## Start MATERIAL TO PROCESS

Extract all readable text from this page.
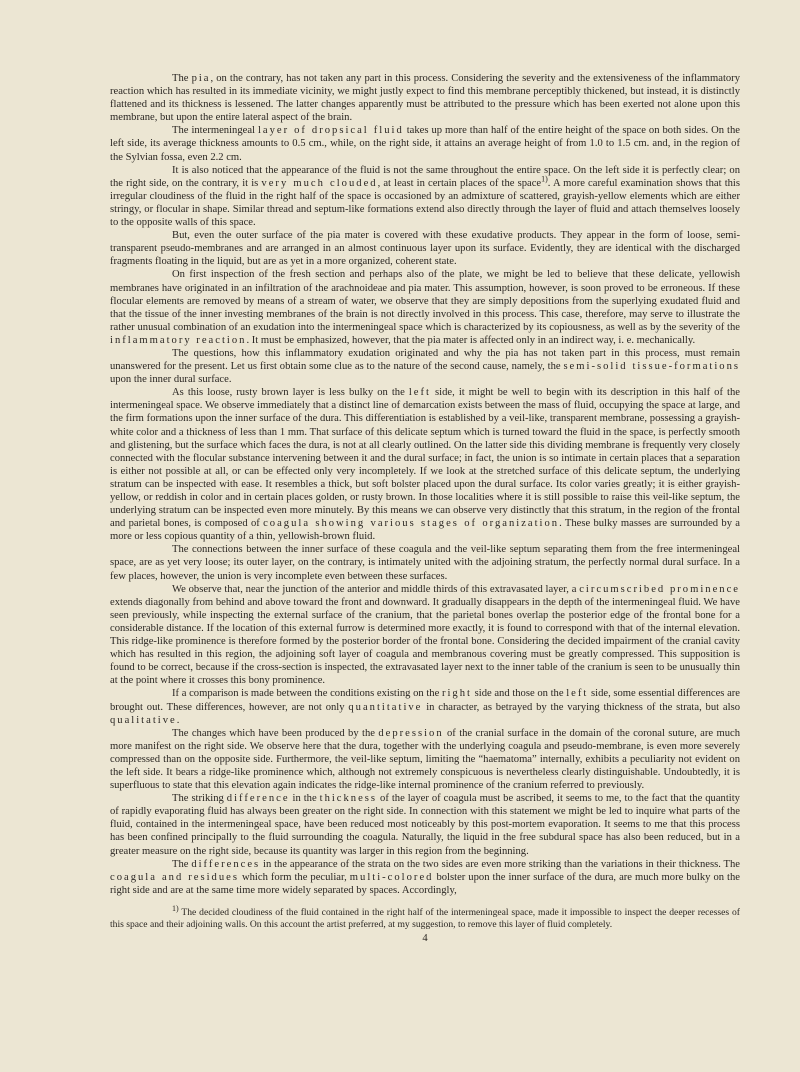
The pia, on the contrary, has not taken any part in this process. Considering the severity and the extensiveness of the inflammatory reaction which has resulted in its immediate vicinity, we might justly expect to find this membrane perceptibly thickened, but instead, it is distinctly flattened and its thickness is lessened. The latter changes apparently must be attributed to the pressure which has been exerted not alone upon this membrane, but upon the entire lateral aspect of the brain.

The intermeningeal layer of dropsical fluid takes up more than half of the entire height of the space on both sides. On the left side, its average thickness amounts to 0.5 cm., while, on the right side, it attains an average height of from 1.0 to 1.5 cm. and, in the region of the Sylvian fossa, even 2.2 cm.

It is also noticed that the appearance of the fluid is not the same throughout the entire space. On the left side it is perfectly clear; on the right side, on the contrary, it is very much clouded, at least in certain places of the space$^{1)}$. A more careful examination shows that this irregular cloudiness of the fluid in the right half of the space is occasioned by an admixture of scattered, grayish-yellow elements which are either stringy, or flocular in shape. Similar thread and septum-like formations extend also directly through the layer of fluid and attach themselves loosely to the opposite walls of this space.

But, even the outer surface of the pia mater is covered with these exudative products. They appear in the form of loose, semi-transparent pseudo-membranes and are arranged in an almost continuous layer upon its surface. Evidently, they are identical with the discharged fragments floating in the liquid, but are as yet in a more organized, coherent state.

On first inspection of the fresh section and perhaps also of the plate, we might be led to believe that these delicate, yellowish membranes have originated in an infiltration of the arachnoideae and pia mater. This assumption, however, is soon proved to be erroneous. If these flocular elements are removed by means of a stream of water, we observe that they are simply depositions from the superlying exudated fluid and that the tissue of the inner investing membranes of the brain is not directly involved in this process. This case, therefore, may serve to illustrate the rather unusual combination of an exudation into the intermeningeal space which is characterized by its copiousness, as well as by the severity of the inflammatory reaction. It must be emphasized, however, that the pia mater is affected only in an indirect way, i. e. mechanically.

The questions, how this inflammatory exudation originated and why the pia has not taken part in this process, must remain unanswered for the present. Let us first obtain some clue as to the nature of the second cause, namely, the semi-solid tissue-formations upon the inner dural surface.

As this loose, rusty brown layer is less bulky on the left side, it might be well to begin with its description in this half of the intermeningeal space. We observe immediately that a distinct line of demarcation exists between the mass of fluid, occupying the space at large, and the firm formations upon the inner surface of the dura. This differentiation is established by a veil-like, transparent membrane, possessing a grayish-white color and a thickness of less than 1 mm. That surface of this delicate septum which is turned toward the fluid in the space, is perfectly smooth and glistening, but the surface which faces the dura, is not at all clearly outlined. On the latter side this dividing membrane is frequently very closely connected with the flocular substance intervening between it and the dural surface; in fact, the union is so intimate in certain places that a separation is either not possible at all, or can be effected only very incompletely. If we look at the stretched surface of this delicate septum, the underlying stratum can be inspected with ease. It resembles a thick, but soft bolster placed upon the dural surface. Its color varies greatly; it is either grayish-yellow, or reddish in color and in certain places golden, or rusty brown. In those localities where it is still possible to raise this veil-like septum, the underlying stratum can be inspected even more minutely. By this means we can observe very distinctly that this stratum, in the region of the frontal and parietal bones, is composed of coagula showing various stages of organization. These bulky masses are surrounded by a more or less copious quantity of a thin, yellowish-brown fluid.

The connections between the inner surface of these coagula and the veil-like septum separating them from the free intermeningeal space, are as yet very loose; its outer layer, on the contrary, is intimately united with the adjoining stratum, the perfectly normal dural surface. In a few places, however, the union is very incomplete even between these surfaces.

We observe that, near the junction of the anterior and middle thirds of this extravasated layer, a circumscribed prominence extends diagonally from behind and above toward the front and downward. It gradually disappears in the depth of the intermeningeal fluid. We have seen previously, while inspecting the external surface of the cranium, that the parietal bones overlap the posterior edge of the frontal bone for a considerable distance. If the location of this external furrow is determined more exactly, it is found to correspond with that of the internal elevation. This ridge-like prominence is therefore formed by the posterior border of the frontal bone. Considering the decided impairment of the cranial cavity which has resulted in this region, the adjoining soft layer of coagula and membranous covering must be greatly compressed. This supposition is found to be correct, because if the cross-section is inspected, the extravasated layer next to the inner table of the cranium is seen to be unusually thin at the point where it crosses this bony prominence.

If a comparison is made between the conditions existing on the right side and those on the left side, some essential differences are brought out. These differences, however, are not only quantitative in character, as betrayed by the varying thickness of the strata, but also qualitative.

The changes which have been produced by the depression of the cranial surface in the domain of the coronal suture, are much more manifest on the right side. We observe here that the dura, together with the underlying coagula and pseudo-membrane, is even more severely compressed than on the opposite side. Furthermore, the veil-like septum, limiting the “haematoma” internally, exhibits a peculiarity not evident on the left side. It bears a ridge-like prominence which, although not extremely conspicuous is nevertheless clearly distinguishable. Undoubtedly, it is superfluous to state that this elevation again indicates the ridge-like internal prominence of the cranium referred to previously.

The striking difference in the thickness of the layer of coagula must be ascribed, it seems to me, to the fact that the quantity of rapidly evaporating fluid has always been greater on the right side. In connection with this statement we might be led to inquire what parts of the fluid, contained in the intermeningeal space, have been reduced most noticeably by this post-mortem evaporation. It seems to me that this process has been confined principally to the fluid surrounding the coagula. Naturally, the liquid in the free subdural space has also been reduced, but in a greater measure on the right side, because its quantity was larger in this region from the beginning.

The differences in the appearance of the strata on the two sides are even more striking than the variations in their thickness. The coagula and residues which form the peculiar, multi-colored bolster upon the inner surface of the dura, are much more bulky on the right side and are at the same time more widely separated by spaces. Accordingly,

$^{1)}$ The decided cloudiness of the fluid contained in the right half of the intermeningeal space, made it impossible to inspect the deeper recesses of this space and their adjoining walls. On this account the artist preferred, at my suggestion, to remove this layer of fluid completely.

4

## End MATERIAL TO PROCESS

● WRITTEN INSTRUCTION
Which lines above contain "some"? Show each of them.

● SOLUTION TO THIS TASK
The questions, how this inflammatory exudation originated and why the pia has not taken part in this process, must remain unanswered for the present. Let us first obtain some clue as to the nature of the second cause, namely, the semi-solid tissue-formations upon the inner dural surface.
If a comparison is made between the conditions existing on the right side and those on the left side, some essential differences are brought out. These differences, however, are not only quantitative in character, as betrayed by the varying thickness of the strata, but also qualitative.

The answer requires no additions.